Data extracted from a collection
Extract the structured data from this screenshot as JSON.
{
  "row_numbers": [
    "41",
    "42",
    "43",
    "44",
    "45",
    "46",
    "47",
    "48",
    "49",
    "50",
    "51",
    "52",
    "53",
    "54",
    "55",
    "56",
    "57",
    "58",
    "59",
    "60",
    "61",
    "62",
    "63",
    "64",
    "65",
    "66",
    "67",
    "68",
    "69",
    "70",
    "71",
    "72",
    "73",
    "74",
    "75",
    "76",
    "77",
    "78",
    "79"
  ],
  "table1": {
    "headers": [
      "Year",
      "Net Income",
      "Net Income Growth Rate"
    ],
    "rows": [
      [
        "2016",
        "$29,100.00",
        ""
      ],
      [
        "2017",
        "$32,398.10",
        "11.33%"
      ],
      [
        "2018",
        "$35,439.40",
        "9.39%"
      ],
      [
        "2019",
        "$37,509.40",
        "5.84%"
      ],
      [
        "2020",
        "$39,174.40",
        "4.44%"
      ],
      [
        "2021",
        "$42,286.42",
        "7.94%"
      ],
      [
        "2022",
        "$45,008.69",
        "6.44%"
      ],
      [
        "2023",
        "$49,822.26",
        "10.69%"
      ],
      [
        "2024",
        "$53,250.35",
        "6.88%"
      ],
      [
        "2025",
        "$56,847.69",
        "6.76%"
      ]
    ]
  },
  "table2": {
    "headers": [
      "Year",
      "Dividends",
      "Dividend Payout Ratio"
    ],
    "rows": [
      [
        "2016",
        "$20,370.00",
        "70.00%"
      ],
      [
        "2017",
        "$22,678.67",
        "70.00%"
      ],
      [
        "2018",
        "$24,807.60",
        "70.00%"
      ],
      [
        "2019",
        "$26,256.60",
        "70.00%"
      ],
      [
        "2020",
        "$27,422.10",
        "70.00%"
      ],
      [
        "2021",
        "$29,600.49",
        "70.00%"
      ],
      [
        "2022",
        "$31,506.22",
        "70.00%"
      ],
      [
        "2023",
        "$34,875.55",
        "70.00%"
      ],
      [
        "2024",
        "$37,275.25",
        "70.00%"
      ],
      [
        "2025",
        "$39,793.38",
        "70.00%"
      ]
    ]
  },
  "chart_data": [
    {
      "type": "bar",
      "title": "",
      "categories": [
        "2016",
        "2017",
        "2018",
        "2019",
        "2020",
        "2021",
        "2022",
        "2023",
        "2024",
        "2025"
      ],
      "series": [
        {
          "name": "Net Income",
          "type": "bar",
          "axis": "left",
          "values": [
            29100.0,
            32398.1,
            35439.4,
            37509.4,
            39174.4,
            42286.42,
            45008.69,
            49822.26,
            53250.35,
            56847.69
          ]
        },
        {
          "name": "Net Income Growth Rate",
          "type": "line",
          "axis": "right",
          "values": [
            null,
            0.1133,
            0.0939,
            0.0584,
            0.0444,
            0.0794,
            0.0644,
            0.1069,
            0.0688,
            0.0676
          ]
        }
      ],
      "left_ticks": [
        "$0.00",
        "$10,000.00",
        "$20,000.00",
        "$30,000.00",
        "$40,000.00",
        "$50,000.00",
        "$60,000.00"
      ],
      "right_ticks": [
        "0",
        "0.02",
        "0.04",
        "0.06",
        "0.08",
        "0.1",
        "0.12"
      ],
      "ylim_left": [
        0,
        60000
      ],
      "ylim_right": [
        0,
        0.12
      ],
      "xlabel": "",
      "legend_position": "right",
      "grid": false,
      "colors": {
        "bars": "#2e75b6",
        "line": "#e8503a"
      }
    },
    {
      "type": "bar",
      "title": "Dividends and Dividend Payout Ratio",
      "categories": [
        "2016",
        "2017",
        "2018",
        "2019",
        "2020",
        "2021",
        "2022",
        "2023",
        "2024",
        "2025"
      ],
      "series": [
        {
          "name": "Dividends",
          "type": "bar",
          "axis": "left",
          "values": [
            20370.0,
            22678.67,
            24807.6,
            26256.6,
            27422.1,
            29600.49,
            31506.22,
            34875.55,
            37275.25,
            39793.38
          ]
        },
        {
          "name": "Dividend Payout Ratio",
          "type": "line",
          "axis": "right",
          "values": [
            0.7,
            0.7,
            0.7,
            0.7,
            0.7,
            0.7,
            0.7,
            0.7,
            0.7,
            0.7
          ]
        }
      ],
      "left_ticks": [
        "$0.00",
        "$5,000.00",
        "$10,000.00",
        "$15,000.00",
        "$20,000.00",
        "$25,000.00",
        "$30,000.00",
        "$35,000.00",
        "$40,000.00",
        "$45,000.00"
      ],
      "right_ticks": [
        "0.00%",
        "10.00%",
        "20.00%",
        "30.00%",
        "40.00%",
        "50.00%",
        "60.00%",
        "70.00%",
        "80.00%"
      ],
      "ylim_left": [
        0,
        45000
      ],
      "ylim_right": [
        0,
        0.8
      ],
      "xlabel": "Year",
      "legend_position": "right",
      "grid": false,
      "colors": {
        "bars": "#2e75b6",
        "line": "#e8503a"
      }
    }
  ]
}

(TASK REQUIREMENTS)
Report every line containing the word "Growth" from the listing above.

(RESPONSE TO THIS TASK)
      "Net Income Growth Rate"
          "name": "Net Income Growth Rate",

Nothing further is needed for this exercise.